Listing:
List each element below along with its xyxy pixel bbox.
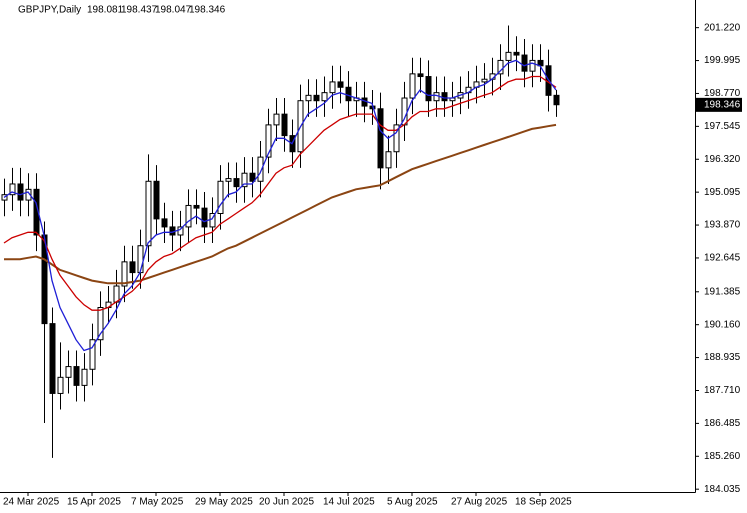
candle-body bbox=[241, 172, 248, 188]
y-tick-label: 190.160 bbox=[704, 319, 741, 330]
candle-body bbox=[113, 285, 120, 303]
candle-body bbox=[153, 180, 160, 220]
y-tick-label: 186.485 bbox=[704, 418, 741, 429]
x-tick-label: 20 Jun 2025 bbox=[259, 497, 314, 508]
candle-body bbox=[265, 124, 272, 158]
candle-body bbox=[345, 86, 352, 102]
candle-body bbox=[73, 366, 80, 386]
y-tick-label: 195.095 bbox=[704, 187, 741, 198]
candle-body bbox=[497, 59, 504, 75]
y-tick-label: 184.035 bbox=[704, 484, 741, 495]
x-tick-label: 14 Jul 2025 bbox=[323, 497, 375, 508]
candle-body bbox=[321, 92, 328, 102]
header-open: 198.081 bbox=[87, 5, 124, 16]
price-label-box bbox=[696, 97, 742, 112]
x-tick-label: 5 Aug 2025 bbox=[387, 497, 438, 508]
candle-body bbox=[553, 94, 560, 106]
y-tick-label: 197.545 bbox=[704, 121, 741, 132]
candle-body bbox=[281, 113, 288, 137]
candle-body bbox=[217, 180, 224, 215]
moving-average bbox=[4, 123, 557, 285]
candle-body bbox=[65, 366, 72, 378]
candle-body bbox=[25, 188, 32, 201]
candle-body bbox=[481, 78, 488, 83]
candle-body bbox=[161, 218, 168, 228]
candle-body bbox=[81, 368, 88, 386]
candle-body bbox=[505, 51, 512, 61]
candle-body bbox=[57, 376, 64, 394]
candle-body bbox=[513, 51, 520, 56]
candle-body bbox=[33, 188, 40, 236]
candle-body bbox=[337, 81, 344, 88]
header-close: 198.346 bbox=[189, 5, 226, 16]
candle-body bbox=[377, 108, 384, 169]
candle-body bbox=[313, 94, 320, 102]
y-tick-label: 187.710 bbox=[704, 385, 741, 396]
x-tick-label: 18 Sep 2025 bbox=[515, 497, 572, 508]
candle-body bbox=[17, 183, 24, 201]
y-tick-label: 199.995 bbox=[704, 55, 741, 66]
candle-body bbox=[273, 113, 280, 126]
candle-body bbox=[249, 172, 256, 182]
symbol: GBPJPY,Daily bbox=[18, 5, 81, 16]
candle-body bbox=[185, 204, 192, 228]
candle-body bbox=[129, 261, 136, 274]
candle-body bbox=[385, 151, 392, 169]
candle-body bbox=[257, 156, 264, 182]
candle-body bbox=[393, 124, 400, 153]
moving-average bbox=[3, 75, 557, 311]
candle-body bbox=[329, 81, 336, 94]
candle-body bbox=[97, 307, 104, 341]
candle-body bbox=[233, 178, 240, 188]
candle-body bbox=[89, 339, 96, 370]
x-tick-label: 29 May 2025 bbox=[195, 497, 253, 508]
candle-body bbox=[201, 207, 208, 228]
candle-body bbox=[521, 54, 528, 72]
candle-body bbox=[49, 323, 56, 394]
y-tick-label: 191.385 bbox=[704, 286, 741, 297]
x-tick-label: 24 Mar 2025 bbox=[3, 497, 60, 508]
y-tick-label: 193.870 bbox=[704, 220, 741, 231]
y-tick-label: 201.220 bbox=[704, 22, 741, 33]
x-tick-label: 7 May 2025 bbox=[131, 497, 184, 508]
x-tick-label: 27 Aug 2025 bbox=[451, 497, 508, 508]
x-tick-label: 15 Apr 2025 bbox=[67, 497, 121, 508]
candle-body bbox=[425, 76, 432, 102]
candle-body bbox=[193, 204, 200, 209]
price-label: 198.346 bbox=[704, 99, 741, 110]
y-tick-label: 185.260 bbox=[704, 451, 741, 462]
candle-body bbox=[9, 183, 16, 196]
candle-body bbox=[417, 73, 424, 78]
candle-body bbox=[305, 94, 312, 102]
candle-body bbox=[409, 73, 416, 99]
y-tick-label: 188.935 bbox=[704, 352, 741, 363]
candle-body bbox=[529, 59, 536, 72]
candle-body bbox=[121, 261, 128, 287]
y-tick-label: 192.645 bbox=[704, 253, 741, 264]
y-tick-label: 198.770 bbox=[704, 88, 741, 99]
moving-average bbox=[3, 59, 557, 352]
candle-body bbox=[441, 92, 448, 102]
y-tick-label: 196.320 bbox=[704, 154, 741, 165]
header-low: 198.047 bbox=[155, 5, 192, 16]
candle-body bbox=[225, 178, 232, 182]
candle-body bbox=[145, 180, 152, 247]
header-high: 198.437 bbox=[121, 5, 158, 16]
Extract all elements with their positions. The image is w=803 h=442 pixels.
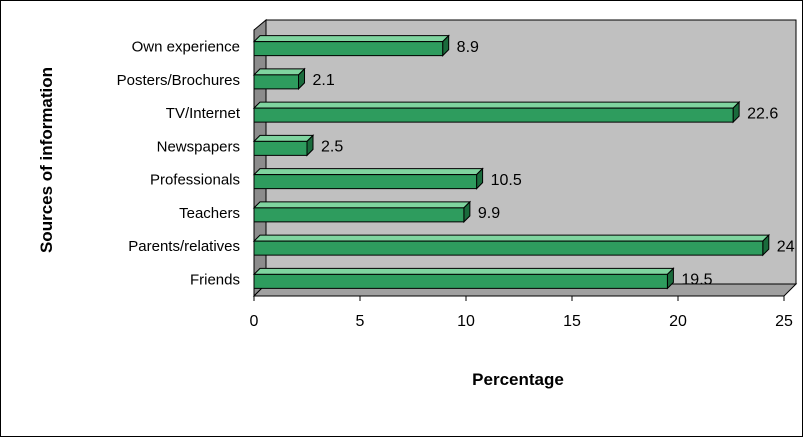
x-ticks: 0 5 10 15 20 25 <box>250 296 793 330</box>
category-label: Friends <box>190 271 240 288</box>
x-tick-label: 0 <box>250 313 259 330</box>
bar-top-face <box>252 201 472 209</box>
x-tick-label: 25 <box>775 313 793 330</box>
category-label: Teachers <box>179 205 240 222</box>
x-tick-label: 10 <box>457 313 475 330</box>
data-label: 19.5 <box>681 272 712 289</box>
x-tick-label: 20 <box>669 313 687 330</box>
bar-group: 2.5 Newspapers <box>157 134 343 157</box>
bar-group: 10.5 Professionals <box>150 167 522 190</box>
bar <box>253 41 444 57</box>
bar-top-face <box>252 168 484 176</box>
data-label: 2.5 <box>321 139 343 156</box>
bar-group: 19.5 Friends <box>190 267 713 290</box>
bar-top-face <box>252 101 741 109</box>
data-label: 8.9 <box>457 39 479 56</box>
bar-top-face <box>252 35 450 43</box>
category-label: Parents/relatives <box>128 238 240 255</box>
category-label: Newspapers <box>157 138 240 155</box>
y-axis-title: Sources of information <box>37 67 56 253</box>
x-tick-label: 15 <box>563 313 581 330</box>
bar <box>253 174 478 190</box>
category-label: Own experience <box>132 39 240 56</box>
bar-group: 9.9 Teachers <box>179 200 500 224</box>
bar <box>253 140 308 156</box>
bar <box>253 273 668 289</box>
data-label: 22.6 <box>747 105 778 122</box>
bar-top-face <box>252 234 771 242</box>
bar <box>253 240 764 256</box>
bar <box>253 207 465 223</box>
bar-group: 22.6 TV/Internet <box>166 100 778 124</box>
bar-group: 8.9 Own experience <box>132 34 479 57</box>
data-label: 2.1 <box>313 72 335 89</box>
category-label: Professionals <box>150 172 240 189</box>
x-axis-title: Percentage <box>472 370 564 389</box>
category-label: Posters/Brochures <box>117 72 240 89</box>
bar-group: 2.1 Posters/Brochures <box>117 67 335 91</box>
bar <box>253 74 300 90</box>
data-label: 10.5 <box>491 172 522 189</box>
data-label: 24 <box>777 238 795 255</box>
x-tick-label: 5 <box>356 313 365 330</box>
bars-layer: 8.9 Own experience 2.1 Posters/Brochures 22.… <box>117 34 795 290</box>
data-label: 9.9 <box>478 205 500 222</box>
bar-group: 24 Parents/relatives <box>128 233 795 257</box>
bar <box>253 107 734 123</box>
bar-top-face <box>252 267 675 275</box>
bar-top-face <box>252 134 315 142</box>
bar-top-face <box>252 68 306 76</box>
category-label: TV/Internet <box>166 105 241 122</box>
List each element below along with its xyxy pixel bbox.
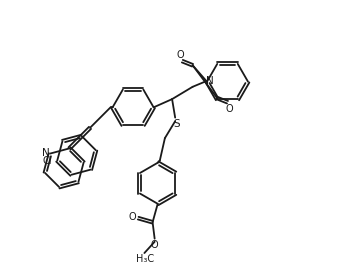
Text: O: O [129, 212, 136, 222]
Text: H₃C: H₃C [136, 254, 154, 264]
Text: N: N [42, 148, 50, 158]
Text: S: S [173, 119, 179, 129]
Text: Cl: Cl [42, 156, 51, 166]
Text: O: O [177, 50, 184, 60]
Text: N: N [206, 76, 214, 86]
Text: O: O [226, 104, 233, 114]
Text: O: O [151, 240, 159, 250]
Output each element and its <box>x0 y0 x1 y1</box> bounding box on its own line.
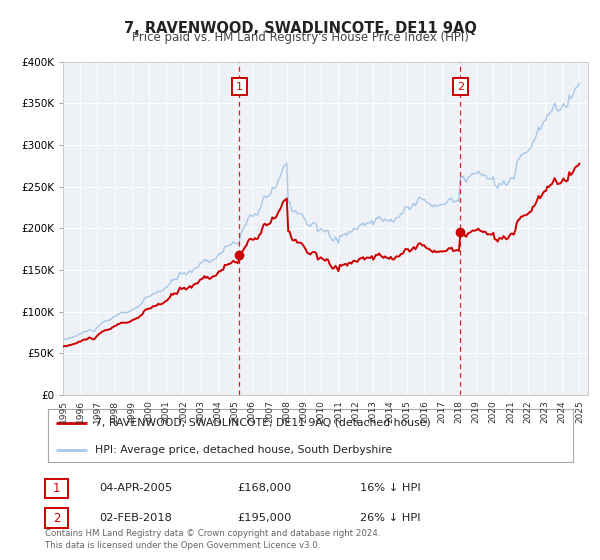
Text: 1999: 1999 <box>127 400 136 423</box>
Text: 2010: 2010 <box>317 400 326 423</box>
Text: 2018: 2018 <box>454 400 463 423</box>
Text: 1996: 1996 <box>76 400 85 423</box>
Text: 2003: 2003 <box>196 400 205 423</box>
Text: 2021: 2021 <box>506 400 515 423</box>
Text: 2009: 2009 <box>299 400 308 423</box>
Text: 7, RAVENWOOD, SWADLINCOTE, DE11 9AQ (detached house): 7, RAVENWOOD, SWADLINCOTE, DE11 9AQ (det… <box>95 418 431 428</box>
Text: 2013: 2013 <box>368 400 377 423</box>
Text: 2011: 2011 <box>334 400 343 423</box>
Text: 2022: 2022 <box>523 400 532 423</box>
Text: 2012: 2012 <box>351 400 360 423</box>
Text: 2006: 2006 <box>248 400 257 423</box>
Text: 26% ↓ HPI: 26% ↓ HPI <box>360 513 421 523</box>
Text: 2: 2 <box>457 82 464 92</box>
Text: 2000: 2000 <box>145 400 154 423</box>
Text: 2005: 2005 <box>230 400 239 423</box>
Text: 2023: 2023 <box>541 400 550 423</box>
Text: 2002: 2002 <box>179 400 188 423</box>
Text: HPI: Average price, detached house, South Derbyshire: HPI: Average price, detached house, Sout… <box>95 445 392 455</box>
Text: Contains HM Land Registry data © Crown copyright and database right 2024.
This d: Contains HM Land Registry data © Crown c… <box>45 529 380 550</box>
Text: 1: 1 <box>53 482 60 495</box>
Text: 2008: 2008 <box>282 400 291 423</box>
Text: £168,000: £168,000 <box>237 483 291 493</box>
Text: 2015: 2015 <box>403 400 412 423</box>
Text: 2017: 2017 <box>437 400 446 423</box>
Text: 04-APR-2005: 04-APR-2005 <box>99 483 172 493</box>
Text: 1995: 1995 <box>59 400 67 423</box>
Text: 1998: 1998 <box>110 400 119 423</box>
Text: £195,000: £195,000 <box>237 513 292 523</box>
Text: 1997: 1997 <box>93 400 102 423</box>
Text: 2020: 2020 <box>489 400 498 423</box>
Text: 2004: 2004 <box>214 400 223 423</box>
Text: 2: 2 <box>53 511 60 525</box>
Text: 2025: 2025 <box>575 400 584 423</box>
Text: 2014: 2014 <box>386 400 395 423</box>
Text: 2024: 2024 <box>557 400 566 423</box>
Text: 2019: 2019 <box>472 400 481 423</box>
Text: 1: 1 <box>236 82 243 92</box>
Text: 2007: 2007 <box>265 400 274 423</box>
Text: Price paid vs. HM Land Registry's House Price Index (HPI): Price paid vs. HM Land Registry's House … <box>131 31 469 44</box>
Text: 2001: 2001 <box>162 400 171 423</box>
Text: 16% ↓ HPI: 16% ↓ HPI <box>360 483 421 493</box>
Text: 7, RAVENWOOD, SWADLINCOTE, DE11 9AQ: 7, RAVENWOOD, SWADLINCOTE, DE11 9AQ <box>124 21 476 36</box>
Text: 02-FEB-2018: 02-FEB-2018 <box>99 513 172 523</box>
Text: 2016: 2016 <box>420 400 429 423</box>
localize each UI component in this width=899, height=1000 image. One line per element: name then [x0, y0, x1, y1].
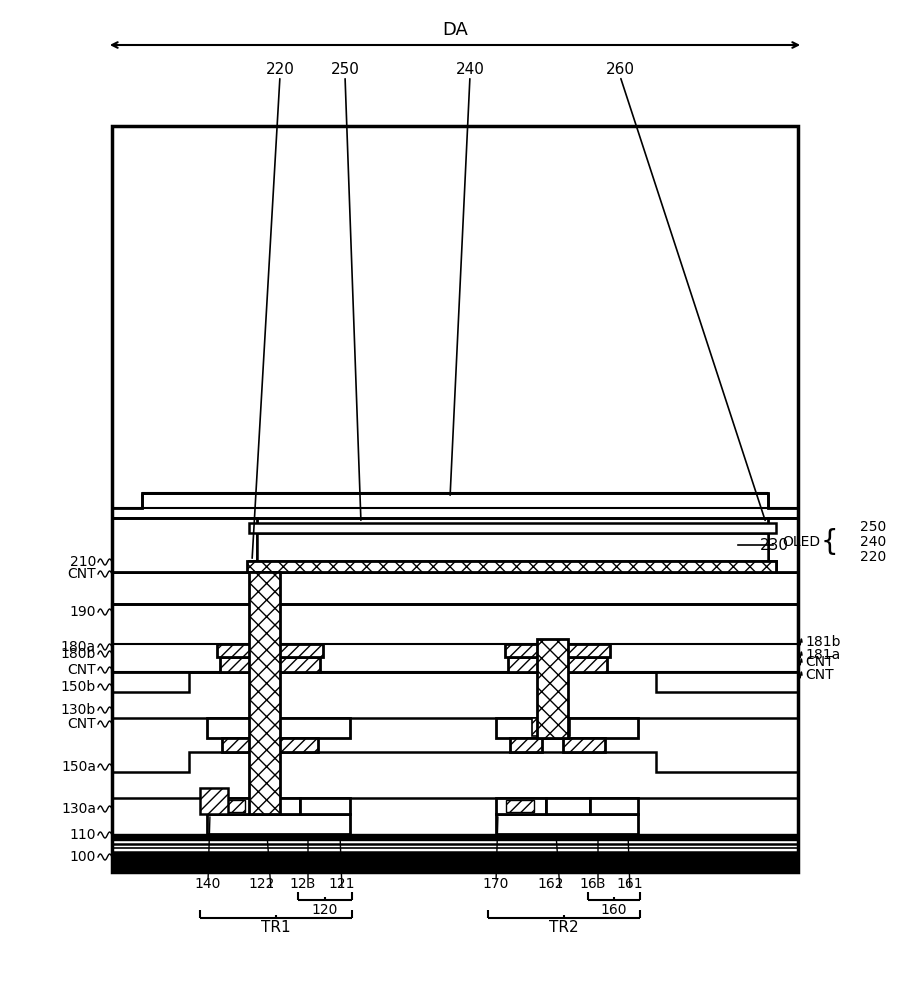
Text: 100: 100 [69, 850, 96, 864]
Text: 162: 162 [538, 877, 565, 891]
Bar [506, 800, 534, 812]
Bar [112, 604, 798, 672]
Bar [510, 738, 542, 752]
Text: 161: 161 [617, 877, 644, 891]
Text: 130b: 130b [61, 703, 96, 717]
Text: 170: 170 [483, 877, 509, 891]
Text: 260: 260 [606, 62, 635, 78]
Bar [563, 738, 605, 752]
Text: 220: 220 [860, 550, 886, 564]
Text: 160: 160 [601, 903, 628, 917]
Text: 190: 190 [69, 605, 96, 619]
Bar [300, 798, 350, 814]
Text: CNT: CNT [805, 655, 833, 669]
Text: 110: 110 [69, 828, 96, 842]
Text: 123: 123 [289, 877, 316, 891]
Bar [249, 572, 280, 814]
Text: 220: 220 [265, 62, 295, 78]
Text: 181a: 181a [805, 648, 841, 662]
Bar [247, 561, 776, 572]
Text: 210: 210 [69, 555, 96, 569]
Text: 120: 120 [312, 903, 338, 917]
Text: 180b: 180b [60, 647, 96, 661]
Text: 150b: 150b [61, 680, 96, 694]
Text: CNT: CNT [67, 567, 96, 581]
Bar [112, 126, 798, 872]
Text: DA: DA [442, 21, 468, 39]
Bar [249, 523, 776, 533]
Polygon shape [768, 518, 798, 572]
Text: TR1: TR1 [262, 920, 290, 936]
Bar [546, 798, 590, 814]
Bar [257, 798, 300, 814]
Bar [217, 800, 245, 812]
Bar [558, 644, 610, 657]
Text: 250: 250 [860, 520, 886, 534]
Bar [207, 814, 350, 834]
Bar [207, 718, 350, 738]
Bar [272, 738, 318, 752]
Text: CNT: CNT [67, 717, 96, 731]
Text: {: { [821, 528, 839, 556]
Text: OLED: OLED [782, 535, 820, 549]
Text: CNT: CNT [67, 663, 96, 677]
Bar [496, 718, 638, 738]
Bar [217, 644, 257, 657]
Text: CNT: CNT [805, 668, 833, 682]
Text: 180a: 180a [61, 640, 96, 654]
Polygon shape [112, 518, 257, 572]
Text: TR2: TR2 [549, 920, 579, 936]
Polygon shape [112, 752, 798, 798]
Bar [496, 798, 546, 814]
Text: 140: 140 [195, 877, 221, 891]
Text: 240: 240 [456, 62, 485, 78]
Polygon shape [112, 493, 798, 518]
Bar [267, 644, 323, 657]
Text: 121: 121 [329, 877, 355, 891]
Text: 250: 250 [331, 62, 360, 78]
Bar [270, 657, 320, 672]
Bar [257, 533, 768, 561]
Text: 181b: 181b [805, 635, 841, 649]
Bar [561, 657, 607, 672]
Text: 230: 230 [760, 538, 789, 552]
Bar [508, 657, 544, 672]
Text: 122: 122 [249, 877, 275, 891]
Text: 150a: 150a [61, 760, 96, 774]
Bar [532, 718, 570, 736]
Bar [112, 572, 798, 604]
Text: 163: 163 [580, 877, 606, 891]
Bar [537, 639, 568, 738]
Bar [505, 644, 547, 657]
Bar [112, 852, 798, 872]
Bar [496, 814, 638, 834]
Bar [112, 844, 798, 852]
Bar [112, 834, 798, 840]
Text: 130a: 130a [61, 802, 96, 816]
Bar [207, 798, 257, 814]
Bar [590, 798, 638, 814]
Polygon shape [112, 672, 798, 718]
Text: 240: 240 [860, 535, 886, 549]
Bar [220, 657, 254, 672]
Bar [222, 738, 252, 752]
Bar [200, 788, 228, 814]
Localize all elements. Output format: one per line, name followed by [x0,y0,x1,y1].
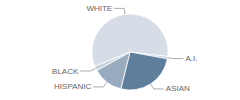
svg-text:HISPANIC: HISPANIC [54,82,91,91]
svg-text:WHITE: WHITE [86,4,112,13]
svg-text:A.I.: A.I. [186,54,198,63]
svg-text:BLACK: BLACK [52,67,79,76]
svg-text:ASIAN: ASIAN [166,84,190,93]
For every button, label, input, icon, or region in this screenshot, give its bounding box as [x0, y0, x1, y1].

What to work on: Reproduce verbatim the lines of the data above, beginning with the line that contains "svg-text:HISPANIC: HISPANIC [54,82,91,91]" and continuing through the final line of the data, inclusive.

Answer to this problem:
svg-text:HISPANIC: HISPANIC [54,82,91,91]
svg-text:WHITE: WHITE [86,4,112,13]
svg-text:A.I.: A.I. [186,54,198,63]
svg-text:BLACK: BLACK [52,67,79,76]
svg-text:ASIAN: ASIAN [166,84,190,93]
For every button, label, input, icon, or region in this screenshot, give its bounding box as [x0, y0, x1, y1].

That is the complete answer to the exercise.